▶ Written problem
Without the pictures, output the records below word for word.

(Records that describe figures)
***

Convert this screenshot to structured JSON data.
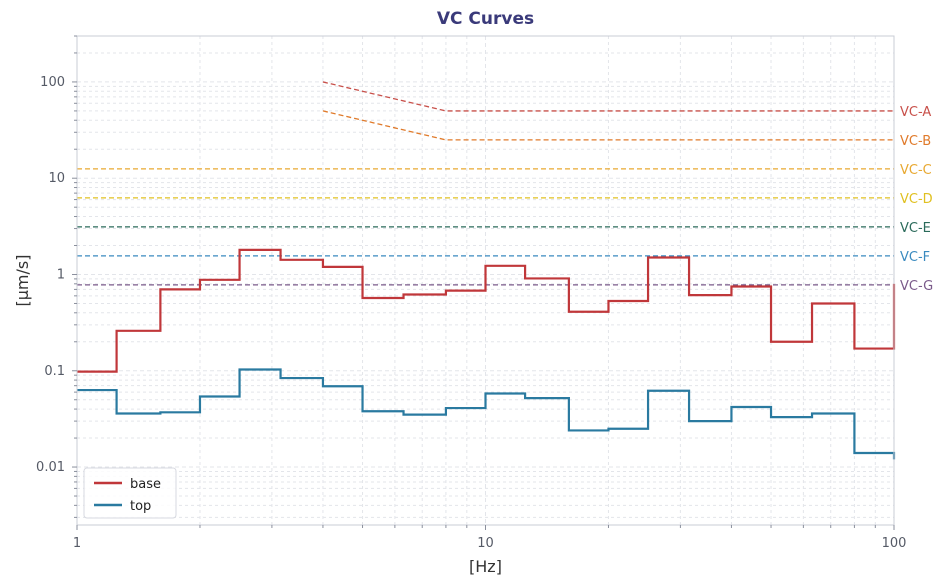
{
  "chart_data": {
    "type": "line",
    "title": "VC Curves",
    "xlabel": "[Hz]",
    "ylabel": "[µm/s]",
    "xscale": "log",
    "yscale": "log",
    "xlim": [
      1,
      100
    ],
    "ylim": [
      0.0025,
      300
    ],
    "grid": true,
    "legend_position": "bottom-left",
    "x_ticks": [
      {
        "value": 1,
        "label": "1"
      },
      {
        "value": 10,
        "label": "10"
      },
      {
        "value": 100,
        "label": "100"
      }
    ],
    "y_ticks": [
      {
        "value": 0.01,
        "label": "0.01"
      },
      {
        "value": 0.1,
        "label": "0.1"
      },
      {
        "value": 1,
        "label": "1"
      },
      {
        "value": 10,
        "label": "10"
      },
      {
        "value": 100,
        "label": "100"
      }
    ],
    "series": [
      {
        "name": "base",
        "style": "step",
        "color": "#c0373a",
        "x": [
          1,
          1.25,
          1.6,
          2,
          2.5,
          3.15,
          4,
          5,
          6.3,
          8,
          10,
          12.5,
          16,
          20,
          25,
          31.5,
          40,
          50,
          63,
          80,
          100
        ],
        "y": [
          0.098,
          0.26,
          0.7,
          0.88,
          1.8,
          1.42,
          1.2,
          0.57,
          0.62,
          0.68,
          1.23,
          0.91,
          0.41,
          0.53,
          1.5,
          0.61,
          0.75,
          0.2,
          0.5,
          0.17,
          0.8
        ]
      },
      {
        "name": "top",
        "style": "step",
        "color": "#2a7aa0",
        "x": [
          1,
          1.25,
          1.6,
          2,
          2.5,
          3.15,
          4,
          5,
          6.3,
          8,
          10,
          12.5,
          16,
          20,
          25,
          31.5,
          40,
          50,
          63,
          80,
          100
        ],
        "y": [
          0.063,
          0.036,
          0.037,
          0.054,
          0.103,
          0.084,
          0.069,
          0.038,
          0.035,
          0.041,
          0.058,
          0.052,
          0.024,
          0.025,
          0.062,
          0.03,
          0.042,
          0.033,
          0.036,
          0.014,
          0.012
        ]
      }
    ],
    "reference_curves": [
      {
        "label": "VC-A",
        "color": "#c8504a",
        "x": [
          4,
          8,
          100
        ],
        "y": [
          100,
          50,
          50
        ]
      },
      {
        "label": "VC-B",
        "color": "#e07a2a",
        "x": [
          4,
          8,
          100
        ],
        "y": [
          50,
          25,
          25
        ]
      },
      {
        "label": "VC-C",
        "color": "#e8a830",
        "x": [
          1,
          100
        ],
        "y": [
          12.5,
          12.5
        ]
      },
      {
        "label": "VC-D",
        "color": "#e0c020",
        "x": [
          1,
          100
        ],
        "y": [
          6.25,
          6.25
        ]
      },
      {
        "label": "VC-E",
        "color": "#2a6a5a",
        "x": [
          1,
          100
        ],
        "y": [
          3.12,
          3.12
        ]
      },
      {
        "label": "VC-F",
        "color": "#3a8abf",
        "x": [
          1,
          100
        ],
        "y": [
          1.56,
          1.56
        ]
      },
      {
        "label": "VC-G",
        "color": "#7a5a8a",
        "x": [
          1,
          100
        ],
        "y": [
          0.78,
          0.78
        ]
      }
    ]
  }
}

***

▶ Correct response
Convert this screenshot to structured JSON data.
{
  "chart_data": {
    "type": "line",
    "title": "VC Curves",
    "xlabel": "[Hz]",
    "ylabel": "[µm/s]",
    "xscale": "log",
    "yscale": "log",
    "xlim": [
      1,
      100
    ],
    "ylim": [
      0.0025,
      300
    ],
    "grid": true,
    "legend_position": "bottom-left",
    "x_ticks": [
      {
        "value": 1,
        "label": "1"
      },
      {
        "value": 10,
        "label": "10"
      },
      {
        "value": 100,
        "label": "100"
      }
    ],
    "y_ticks": [
      {
        "value": 0.01,
        "label": "0.01"
      },
      {
        "value": 0.1,
        "label": "0.1"
      },
      {
        "value": 1,
        "label": "1"
      },
      {
        "value": 10,
        "label": "10"
      },
      {
        "value": 100,
        "label": "100"
      }
    ],
    "series": [
      {
        "name": "base",
        "style": "step",
        "color": "#c0373a",
        "x": [
          1,
          1.25,
          1.6,
          2,
          2.5,
          3.15,
          4,
          5,
          6.3,
          8,
          10,
          12.5,
          16,
          20,
          25,
          31.5,
          40,
          50,
          63,
          80,
          100
        ],
        "y": [
          0.098,
          0.26,
          0.7,
          0.88,
          1.8,
          1.42,
          1.2,
          0.57,
          0.62,
          0.68,
          1.23,
          0.91,
          0.41,
          0.53,
          1.5,
          0.61,
          0.75,
          0.2,
          0.5,
          0.17,
          0.8
        ]
      },
      {
        "name": "top",
        "style": "step",
        "color": "#2a7aa0",
        "x": [
          1,
          1.25,
          1.6,
          2,
          2.5,
          3.15,
          4,
          5,
          6.3,
          8,
          10,
          12.5,
          16,
          20,
          25,
          31.5,
          40,
          50,
          63,
          80,
          100
        ],
        "y": [
          0.063,
          0.036,
          0.037,
          0.054,
          0.103,
          0.084,
          0.069,
          0.038,
          0.035,
          0.041,
          0.058,
          0.052,
          0.024,
          0.025,
          0.062,
          0.03,
          0.042,
          0.033,
          0.036,
          0.014,
          0.012
        ]
      }
    ],
    "reference_curves": [
      {
        "label": "VC-A",
        "color": "#c8504a",
        "x": [
          4,
          8,
          100
        ],
        "y": [
          100,
          50,
          50
        ]
      },
      {
        "label": "VC-B",
        "color": "#e07a2a",
        "x": [
          4,
          8,
          100
        ],
        "y": [
          50,
          25,
          25
        ]
      },
      {
        "label": "VC-C",
        "color": "#e8a830",
        "x": [
          1,
          100
        ],
        "y": [
          12.5,
          12.5
        ]
      },
      {
        "label": "VC-D",
        "color": "#e0c020",
        "x": [
          1,
          100
        ],
        "y": [
          6.25,
          6.25
        ]
      },
      {
        "label": "VC-E",
        "color": "#2a6a5a",
        "x": [
          1,
          100
        ],
        "y": [
          3.12,
          3.12
        ]
      },
      {
        "label": "VC-F",
        "color": "#3a8abf",
        "x": [
          1,
          100
        ],
        "y": [
          1.56,
          1.56
        ]
      },
      {
        "label": "VC-G",
        "color": "#7a5a8a",
        "x": [
          1,
          100
        ],
        "y": [
          0.78,
          0.78
        ]
      }
    ]
  }
}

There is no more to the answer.